STATED GOAL
Find every line below that contains the word "优化算法" and copy it out.

** BEGIN **

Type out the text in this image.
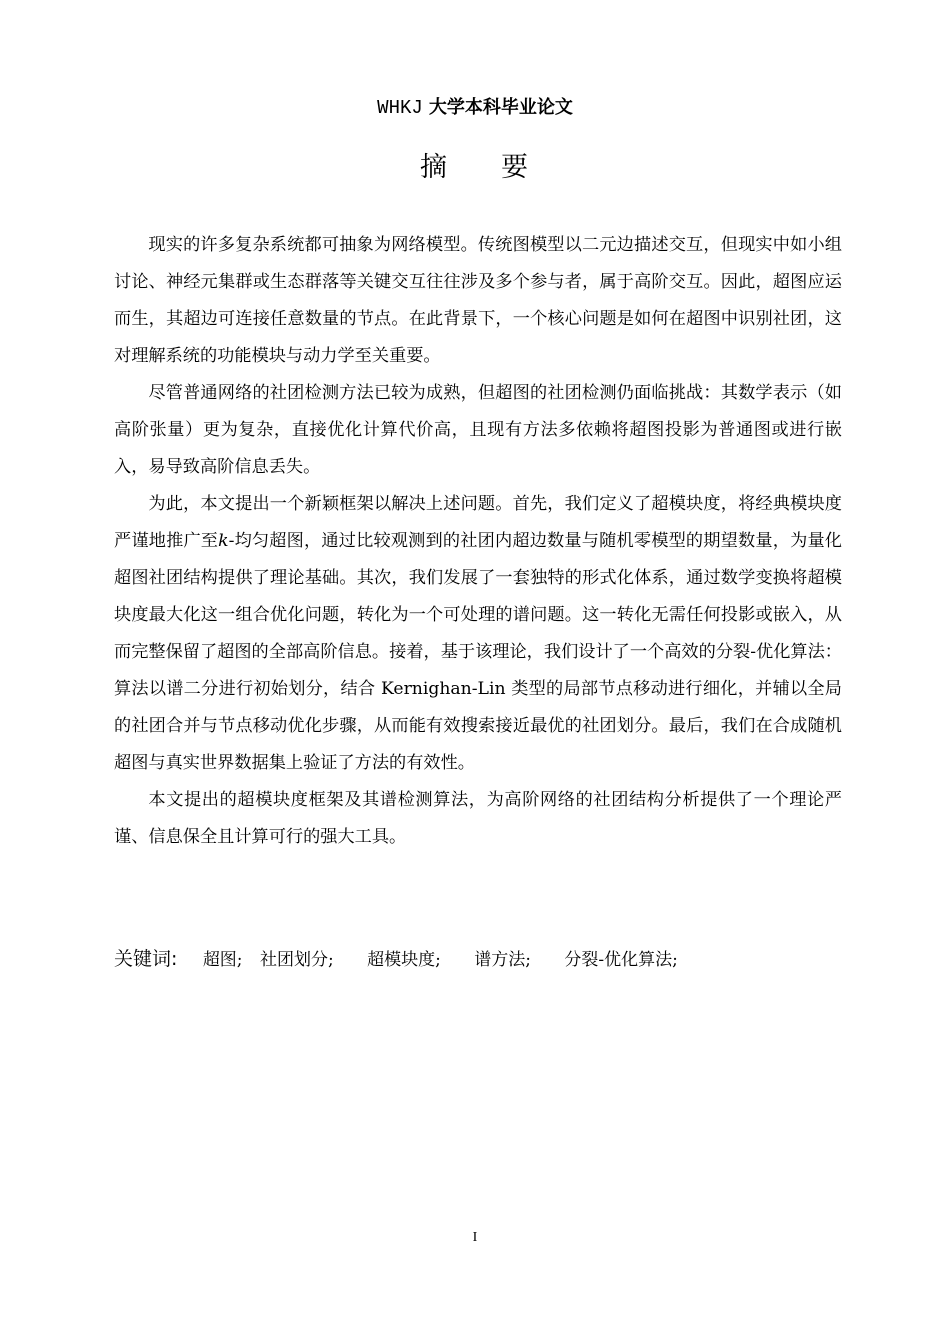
WHKJ 大学本科毕业论文
摘 要

现实的许多复杂系统都可抽象为网络模型。传统图模型以二元边描述交互，但现实中如小组讨论、神经元集群或生态群落等关键交互往往涉及多个参与者，属于高阶交互。因此，超图应运而生，其超边可连接任意数量的节点。在此背景下，一个核心问题是如何在超图中识别社团，这对理解系统的功能模块与动力学至关重要。

尽管普通网络的社团检测方法已较为成熟，但超图的社团检测仍面临挑战：其数学表示（如高阶张量）更为复杂，直接优化计算代价高，且现有方法多依赖将超图投影为普通图或进行嵌入，易导致高阶信息丢失。

为此，本文提出一个新颖框架以解决上述问题。首先，我们定义了超模块度，将经典模块度严谨地推广至k-均匀超图，通过比较观测到的社团内超边数量与随机零模型的期望数量，为量化超图社团结构提供了理论基础。其次，我们发展了一套独特的形式化体系，通过数学变换将超模块度最大化这一组合优化问题，转化为一个可处理的谱问题。这一转化无需任何投影或嵌入，从而完整保留了超图的全部高阶信息。接着，基于该理论，我们设计了一个高效的分裂-优化算法：算法以谱二分进行初始划分，结合 Kernighan-Lin 类型的局部节点移动进行细化，并辅以全局的社团合并与节点移动优化步骤，从而能有效搜索接近最优的社团划分。最后，我们在合成随机超图与真实世界数据集上验证了方法的有效性。

本文提出的超模块度框架及其谱检测算法，为高阶网络的社团结构分析提供了一个理论严谨、信息保全且计算可行的强大工具。

关键词: 超图; 社团划分; 超模块度; 谱方法; 分裂-优化算法;
I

** END **

TASK SOLUTION
为此，本文提出一个新颖框架以解决上述问题。首先，我们定义了超模块度，将经典模块度严谨地推广至k-均匀超图，通过比较观测到的社团内超边数量与随机零模型的期望数量，为量化超图社团结构提供了理论基础。其次，我们发展了一套独特的形式化体系，通过数学变换将超模块度最大化这一组合优化问题，转化为一个可处理的谱问题。这一转化无需任何投影或嵌入，从而完整保留了超图的全部高阶信息。接着，基于该理论，我们设计了一个高效的分裂-优化算法：算法以谱二分进行初始划分，结合 Kernighan-Lin 类型的局部节点移动进行细化，并辅以全局的社团合并与节点移动优化步骤，从而能有效搜索接近最优的社团划分。最后，我们在合成随机超图与真实世界数据集上验证了方法的有效性。
关键词: 超图; 社团划分; 超模块度; 谱方法; 分裂-优化算法;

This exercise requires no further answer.